THE PROBLEM
Give back the full material, exactly as it reads.

PROVIDED DATA

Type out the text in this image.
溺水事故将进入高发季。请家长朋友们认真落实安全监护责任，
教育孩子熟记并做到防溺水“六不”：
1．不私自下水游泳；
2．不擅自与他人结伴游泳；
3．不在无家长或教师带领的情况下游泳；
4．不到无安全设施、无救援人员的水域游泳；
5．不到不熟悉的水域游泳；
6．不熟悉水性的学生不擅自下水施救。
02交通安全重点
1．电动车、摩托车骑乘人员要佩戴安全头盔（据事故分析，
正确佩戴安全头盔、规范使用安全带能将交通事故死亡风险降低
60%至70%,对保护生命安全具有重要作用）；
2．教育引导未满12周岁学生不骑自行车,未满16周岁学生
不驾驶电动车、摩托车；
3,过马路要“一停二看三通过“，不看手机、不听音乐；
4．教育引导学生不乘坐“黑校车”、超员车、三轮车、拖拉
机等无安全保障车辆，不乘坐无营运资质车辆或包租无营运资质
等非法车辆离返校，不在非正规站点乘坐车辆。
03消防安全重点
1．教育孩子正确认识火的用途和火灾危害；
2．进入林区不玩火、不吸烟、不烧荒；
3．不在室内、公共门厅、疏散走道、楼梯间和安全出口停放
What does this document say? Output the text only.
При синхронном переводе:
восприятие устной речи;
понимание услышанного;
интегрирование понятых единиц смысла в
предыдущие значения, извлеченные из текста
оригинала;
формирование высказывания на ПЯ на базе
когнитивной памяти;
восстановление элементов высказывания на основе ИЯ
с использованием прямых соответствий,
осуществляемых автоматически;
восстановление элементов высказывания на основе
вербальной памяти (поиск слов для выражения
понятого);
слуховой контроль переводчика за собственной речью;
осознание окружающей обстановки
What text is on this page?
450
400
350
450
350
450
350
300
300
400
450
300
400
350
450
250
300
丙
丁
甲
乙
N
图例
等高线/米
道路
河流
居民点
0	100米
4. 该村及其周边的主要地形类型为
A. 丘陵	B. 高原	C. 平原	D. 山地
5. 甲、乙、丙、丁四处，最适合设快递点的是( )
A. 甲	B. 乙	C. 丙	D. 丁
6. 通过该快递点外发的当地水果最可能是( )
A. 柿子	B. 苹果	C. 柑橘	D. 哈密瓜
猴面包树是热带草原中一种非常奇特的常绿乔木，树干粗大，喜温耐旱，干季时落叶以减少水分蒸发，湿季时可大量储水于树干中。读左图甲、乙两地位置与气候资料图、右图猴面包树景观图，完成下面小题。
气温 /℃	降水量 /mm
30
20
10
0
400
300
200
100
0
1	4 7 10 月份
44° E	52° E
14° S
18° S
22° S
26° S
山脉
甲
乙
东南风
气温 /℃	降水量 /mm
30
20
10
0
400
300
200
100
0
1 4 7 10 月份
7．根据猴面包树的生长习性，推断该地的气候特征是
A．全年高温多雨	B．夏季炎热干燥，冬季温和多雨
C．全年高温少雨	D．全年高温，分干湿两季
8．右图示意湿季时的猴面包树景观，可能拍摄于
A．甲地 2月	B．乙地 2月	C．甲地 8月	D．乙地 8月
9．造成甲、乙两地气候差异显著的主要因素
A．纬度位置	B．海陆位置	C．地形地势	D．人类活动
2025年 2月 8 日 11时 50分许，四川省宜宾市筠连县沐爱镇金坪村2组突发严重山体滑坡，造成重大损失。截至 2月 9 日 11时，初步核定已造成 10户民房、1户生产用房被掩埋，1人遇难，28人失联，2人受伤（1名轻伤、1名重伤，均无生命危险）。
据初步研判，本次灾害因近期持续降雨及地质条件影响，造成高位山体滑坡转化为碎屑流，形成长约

FINAL RESULT
Type out the text in this image.
溺水事故将进入高发季。请家长朋友们认真落实安全监护责任，
教育孩子熟记并做到防溺水“六不”：
1．不私自下水游泳；
2．不擅自与他人结伴游泳；
3．不在无家长或教师带领的情况下游泳；
4．不到无安全设施、无救援人员的水域游泳；
5．不到不熟悉的水域游泳；
6．不熟悉水性的学生不擅自下水施救。
02交通安全重点
1．电动车、摩托车骑乘人员要佩戴安全头盔（据事故分析，
正确佩戴安全头盔、规范使用安全带能将交通事故死亡风险降低
60%至70%,对保护生命安全具有重要作用）；
2．教育引导未满12周岁学生不骑自行车,未满16周岁学生
不驾驶电动车、摩托车；
3,过马路要“一停二看三通过“，不看手机、不听音乐；
4．教育引导学生不乘坐“黑校车”、超员车、三轮车、拖拉
机等无安全保障车辆，不乘坐无营运资质车辆或包租无营运资质
等非法车辆离返校，不在非正规站点乘坐车辆。
03消防安全重点
1．教育孩子正确认识火的用途和火灾危害；
2．进入林区不玩火、不吸烟、不烧荒；
3．不在室内、公共门厅、疏散走道、楼梯间和安全出口停放
What does this document say? Output the text only.
При синхронном переводе:
восприятие устной речи;
понимание услышанного;
интегрирование понятых единиц смысла в
предыдущие значения, извлеченные из текста
оригинала;
формирование высказывания на ПЯ на базе
когнитивной памяти;
восстановление элементов высказывания на основе ИЯ
с использованием прямых соответствий,
осуществляемых автоматически;
восстановление элементов высказывания на основе
вербальной памяти (поиск слов для выражения
понятого);
слуховой контроль переводчика за собственной речью;
осознание окружающей обстановки
What text is on this page?
450
400
350
450
350
450
350
300
300
400
450
300
400
350
450
250
300
丙
丁
甲
乙
N
图例
等高线/米
道路
河流
居民点
0	100米
4. 该村及其周边的主要地形类型为
A. 丘陵	B. 高原	C. 平原	D. 山地
5. 甲、乙、丙、丁四处，最适合设快递点的是( )
A. 甲	B. 乙	C. 丙	D. 丁
6. 通过该快递点外发的当地水果最可能是( )
A. 柿子	B. 苹果	C. 柑橘	D. 哈密瓜
猴面包树是热带草原中一种非常奇特的常绿乔木，树干粗大，喜温耐旱，干季时落叶以减少水分蒸发，湿季时可大量储水于树干中。读左图甲、乙两地位置与气候资料图、右图猴面包树景观图，完成下面小题。
气温 /℃	降水量 /mm
30
20
10
0
400
300
200
100
0
1	4 7 10 月份
44° E	52° E
14° S
18° S
22° S
26° S
山脉
甲
乙
东南风
气温 /℃	降水量 /mm
30
20
10
0
400
300
200
100
0
1 4 7 10 月份
7．根据猴面包树的生长习性，推断该地的气候特征是
A．全年高温多雨	B．夏季炎热干燥，冬季温和多雨
C．全年高温少雨	D．全年高温，分干湿两季
8．右图示意湿季时的猴面包树景观，可能拍摄于
A．甲地 2月	B．乙地 2月	C．甲地 8月	D．乙地 8月
9．造成甲、乙两地气候差异显著的主要因素
A．纬度位置	B．海陆位置	C．地形地势	D．人类活动
2025年 2月 8 日 11时 50分许，四川省宜宾市筠连县沐爱镇金坪村2组突发严重山体滑坡，造成重大损失。截至 2月 9 日 11时，初步核定已造成 10户民房、1户生产用房被掩埋，1人遇难，28人失联，2人受伤（1名轻伤、1名重伤，均无生命危险）。
据初步研判，本次灾害因近期持续降雨及地质条件影响，造成高位山体滑坡转化为碎屑流，形成长约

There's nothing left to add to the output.